* Aim of the exercise:
Restate all the material verbatim, except for the pictures.

* Supplied records:
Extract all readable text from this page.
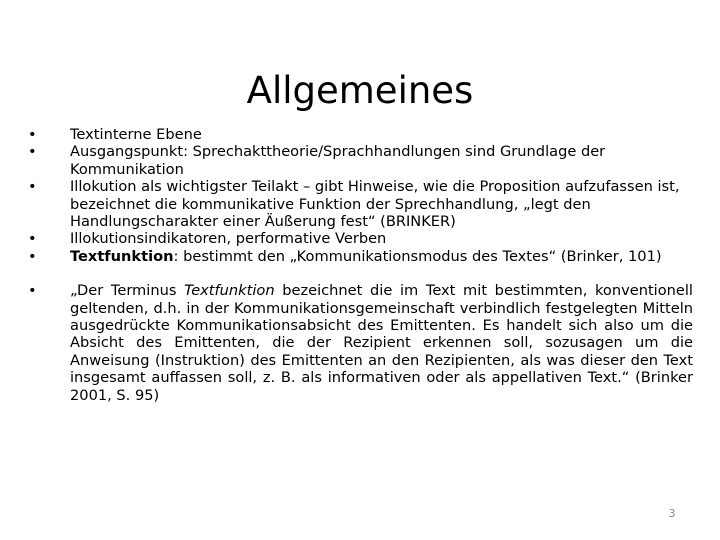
Allgemeines
•	Textinterne Ebene
•	Ausgangspunkt: Sprechakttheorie/Sprachhandlungen sind Grundlage der Kommunikation
•	Illokution als wichtigster Teilakt – gibt Hinweise, wie die Proposition aufzufassen ist, bezeichnet die kommunikative Funktion der Sprechhandlung, „legt den Handlungscharakter einer Äußerung fest“ (BRINKER)
•	Illokutionsindikatoren, performative Verben
•	Textfunktion: bestimmt den „Kommunikationsmodus des Textes“ (Brinker, 101)
•	„Der Terminus Textfunktion bezeichnet die im Text mit bestimmten, konventionell geltenden, d.h. in der Kommunikationsgemeinschaft verbindlich festgelegten Mitteln ausgedrückte Kommunikationsabsicht des Emittenten. Es handelt sich also um die Absicht des Emittenten, die der Rezipient erkennen soll, sozusagen um die Anweisung (Instruktion) des Emittenten an den Rezipienten, als was dieser den Text insgesamt auffassen soll, z. B. als informativen oder als appellativen Text.“ (Brinker 2001, S. 95)
3
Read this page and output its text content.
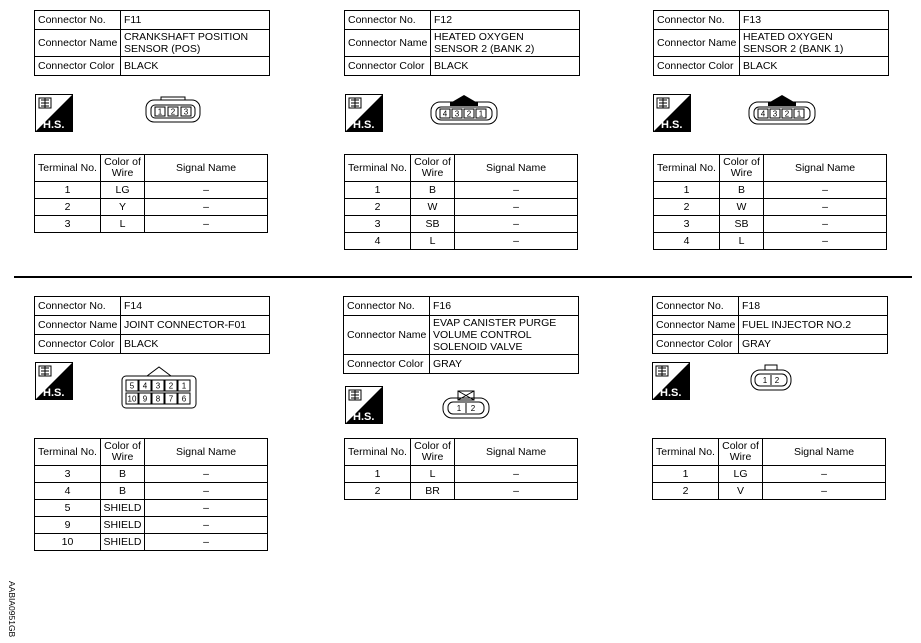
Connector No.	F11
Connector Name	CRANKSHAFT POSITION
SENSOR (POS)
Connector Color	BLACK
H.S.
1 2 3
Terminal No.	Color of Wire	Signal Name
1	LG	–
2	Y	–
3	L	–
Connector No.	F12
Connector Name	HEATED OXYGEN
SENSOR 2 (BANK 2)
Connector Color	BLACK
H.S.
4 3 2 1
Terminal No.	Color of Wire	Signal Name
1	B	–
2	W	–
3	SB	–
4	L	–
Connector No.	F13
Connector Name	HEATED OXYGEN
SENSOR 2 (BANK 1)
Connector Color	BLACK
H.S.
4 3 2 1
Terminal No.	Color of Wire	Signal Name
1	B	–
2	W	–
3	SB	–
4	L	–
Connector No.	F14
Connector Name	JOINT CONNECTOR-F01
Connector Color	BLACK
H.S.
5 4 3 2 1
10 9 8 7 6
Terminal No.	Color of Wire	Signal Name
3	B	–
4	B	–
5	SHIELD	–
9	SHIELD	–
10	SHIELD	–
Connector No.	F16
Connector Name	EVAP CANISTER PURGE
VOLUME CONTROL
SOLENOID VALVE
Connector Color	GRAY
H.S.
1 2
Terminal No.	Color of Wire	Signal Name
1	L	–
2	BR	–
Connector No.	F18
Connector Name	FUEL INJECTOR NO.2
Connector Color	GRAY
H.S.
1 2
Terminal No.	Color of Wire	Signal Name
1	LG	–
2	V	–
AABIA0951GB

* Completed task:
Extract all readable text from this page.
Allgemeines
•	Textinterne Ebene
•	Ausgangspunkt: Sprechakttheorie/Sprachhandlungen sind Grundlage der Kommunikation
•	Illokution als wichtigster Teilakt – gibt Hinweise, wie die Proposition aufzufassen ist, bezeichnet die kommunikative Funktion der Sprechhandlung, „legt den Handlungscharakter einer Äußerung fest“ (BRINKER)
•	Illokutionsindikatoren, performative Verben
•	Textfunktion: bestimmt den „Kommunikationsmodus des Textes“ (Brinker, 101)
•	„Der Terminus Textfunktion bezeichnet die im Text mit bestimmten, konventionell geltenden, d.h. in der Kommunikationsgemeinschaft verbindlich festgelegten Mitteln ausgedrückte Kommunikationsabsicht des Emittenten. Es handelt sich also um die Absicht des Emittenten, die der Rezipient erkennen soll, sozusagen um die Anweisung (Instruktion) des Emittenten an den Rezipienten, als was dieser den Text insgesamt auffassen soll, z. B. als informativen oder als appellativen Text.“ (Brinker 2001, S. 95)
3
Read this page and output its text content.
Connector No.	F11
Connector Name	CRANKSHAFT POSITION
SENSOR (POS)
Connector Color	BLACK
H.S.
1 2 3
Terminal No.	Color of Wire	Signal Name
1	LG	–
2	Y	–
3	L	–
Connector No.	F12
Connector Name	HEATED OXYGEN
SENSOR 2 (BANK 2)
Connector Color	BLACK
H.S.
4 3 2 1
Terminal No.	Color of Wire	Signal Name
1	B	–
2	W	–
3	SB	–
4	L	–
Connector No.	F13
Connector Name	HEATED OXYGEN
SENSOR 2 (BANK 1)
Connector Color	BLACK
H.S.
4 3 2 1
Terminal No.	Color of Wire	Signal Name
1	B	–
2	W	–
3	SB	–
4	L	–
Connector No.	F14
Connector Name	JOINT CONNECTOR-F01
Connector Color	BLACK
H.S.
5 4 3 2 1
10 9 8 7 6
Terminal No.	Color of Wire	Signal Name
3	B	–
4	B	–
5	SHIELD	–
9	SHIELD	–
10	SHIELD	–
Connector No.	F16
Connector Name	EVAP CANISTER PURGE
VOLUME CONTROL
SOLENOID VALVE
Connector Color	GRAY
H.S.
1 2
Terminal No.	Color of Wire	Signal Name
1	L	–
2	BR	–
Connector No.	F18
Connector Name	FUEL INJECTOR NO.2
Connector Color	GRAY
H.S.
1 2
Terminal No.	Color of Wire	Signal Name
1	LG	–
2	V	–
AABIA0951GB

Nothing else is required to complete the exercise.